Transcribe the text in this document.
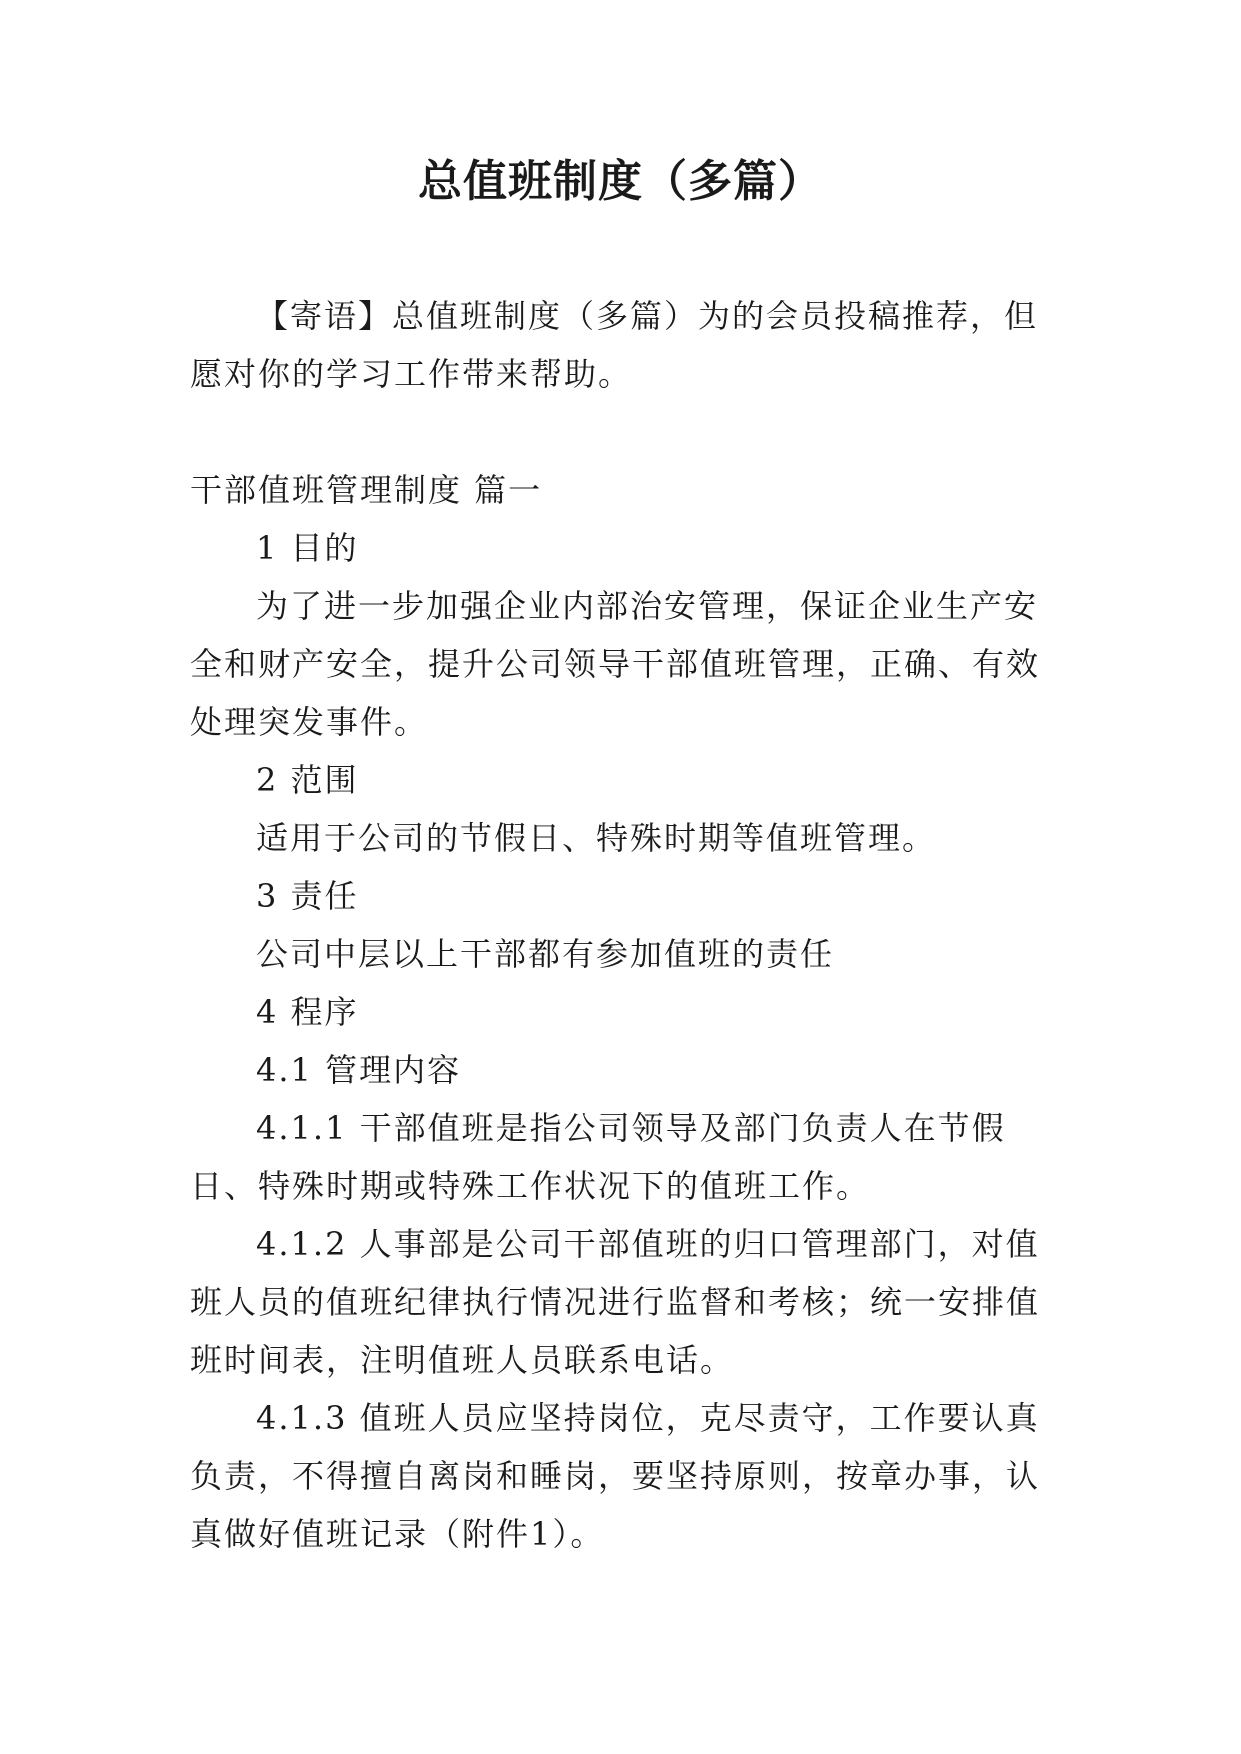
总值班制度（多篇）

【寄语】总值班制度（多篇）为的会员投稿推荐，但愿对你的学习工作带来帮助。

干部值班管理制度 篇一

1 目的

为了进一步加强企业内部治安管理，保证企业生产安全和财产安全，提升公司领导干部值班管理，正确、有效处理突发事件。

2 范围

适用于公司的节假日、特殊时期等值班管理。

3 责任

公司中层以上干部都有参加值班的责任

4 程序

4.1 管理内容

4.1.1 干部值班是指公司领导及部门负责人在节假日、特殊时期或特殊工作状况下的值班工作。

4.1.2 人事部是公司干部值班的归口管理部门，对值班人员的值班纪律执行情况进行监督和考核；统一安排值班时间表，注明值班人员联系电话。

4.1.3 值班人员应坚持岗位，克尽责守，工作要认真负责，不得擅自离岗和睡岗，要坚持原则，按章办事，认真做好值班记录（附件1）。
+ + + + + + +
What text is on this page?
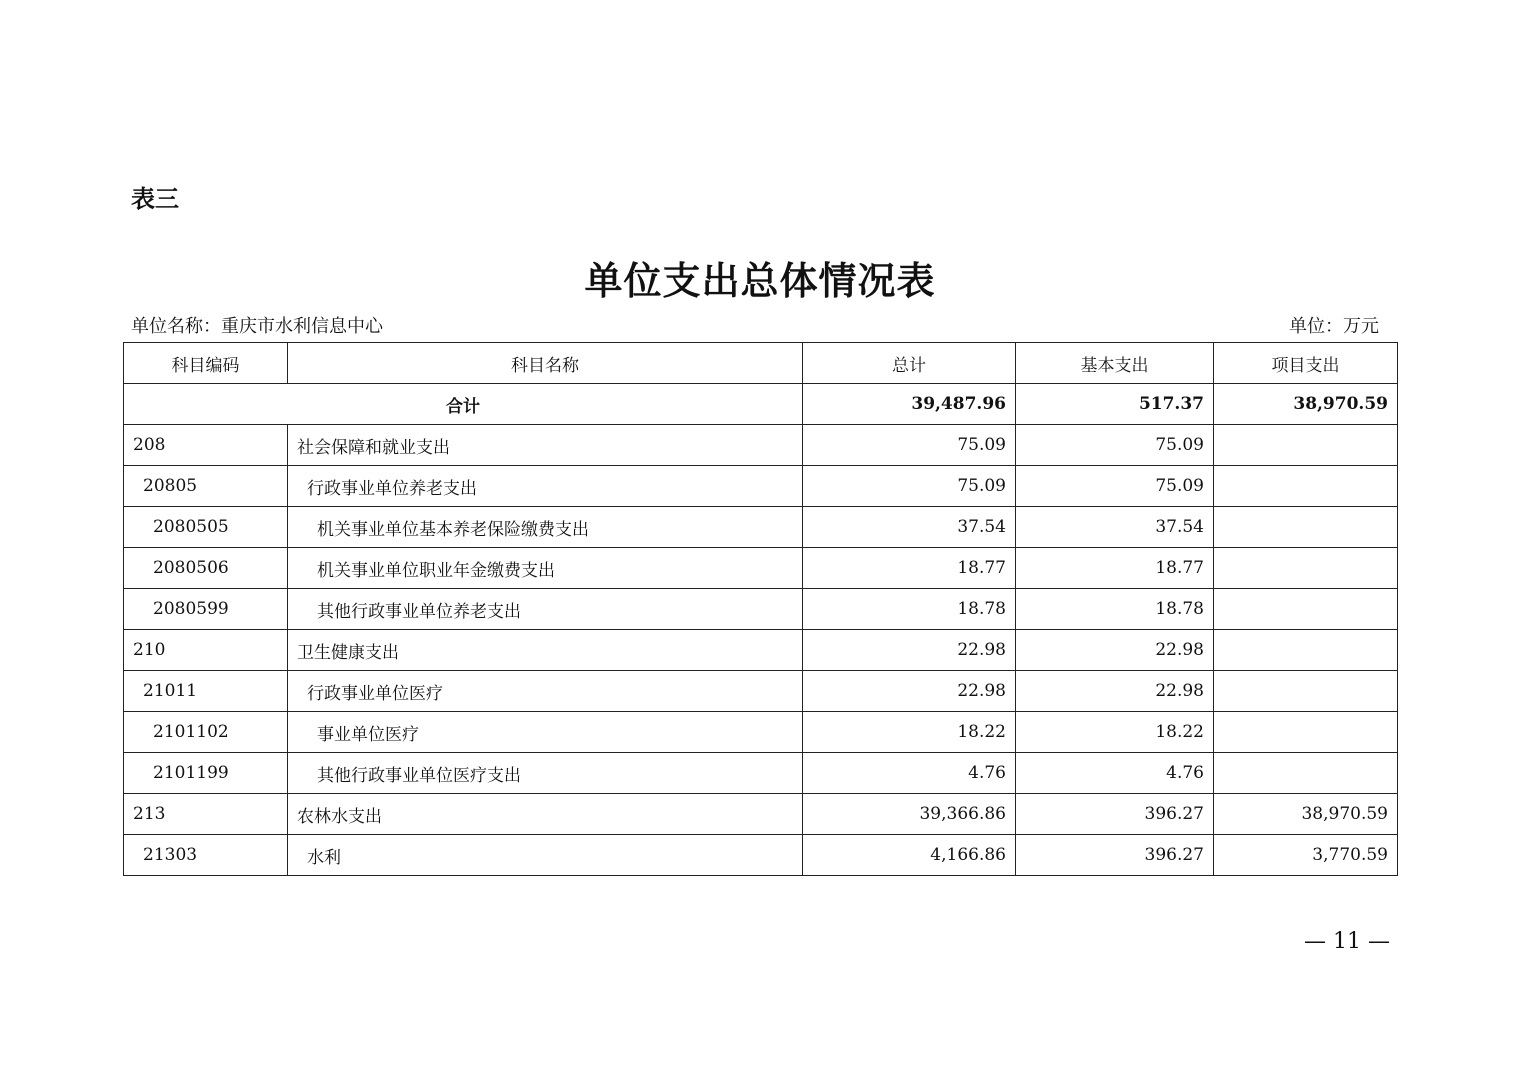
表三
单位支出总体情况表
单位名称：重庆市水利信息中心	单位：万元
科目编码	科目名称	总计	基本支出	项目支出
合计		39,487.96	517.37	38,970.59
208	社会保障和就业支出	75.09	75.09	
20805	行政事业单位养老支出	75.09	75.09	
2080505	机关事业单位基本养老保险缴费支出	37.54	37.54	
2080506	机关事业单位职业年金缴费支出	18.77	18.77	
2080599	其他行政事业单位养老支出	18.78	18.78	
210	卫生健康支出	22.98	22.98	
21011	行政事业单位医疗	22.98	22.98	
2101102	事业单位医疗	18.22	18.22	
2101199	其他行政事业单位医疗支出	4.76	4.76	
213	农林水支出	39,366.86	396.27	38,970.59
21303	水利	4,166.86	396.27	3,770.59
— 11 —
+ + + + + + +
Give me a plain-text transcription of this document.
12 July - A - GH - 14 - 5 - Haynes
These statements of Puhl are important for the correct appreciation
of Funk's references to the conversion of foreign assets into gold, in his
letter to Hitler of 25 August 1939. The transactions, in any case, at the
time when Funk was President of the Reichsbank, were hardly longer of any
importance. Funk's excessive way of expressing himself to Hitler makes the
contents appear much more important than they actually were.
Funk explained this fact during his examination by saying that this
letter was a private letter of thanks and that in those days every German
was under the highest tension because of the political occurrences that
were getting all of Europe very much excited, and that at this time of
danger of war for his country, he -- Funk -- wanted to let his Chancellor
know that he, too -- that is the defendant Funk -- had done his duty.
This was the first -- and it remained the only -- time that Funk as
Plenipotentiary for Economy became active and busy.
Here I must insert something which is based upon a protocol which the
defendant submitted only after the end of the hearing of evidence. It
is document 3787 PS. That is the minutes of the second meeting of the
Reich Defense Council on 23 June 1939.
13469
+ + + + + + +
**Stated task:** Scan the data for the word "defendant" and copy every line where it shows up.

**Written solution:**
know that he, too -- that is the defendant Funk -- had done his duty.
defendant submitted only after the end of the hearing of evidence. It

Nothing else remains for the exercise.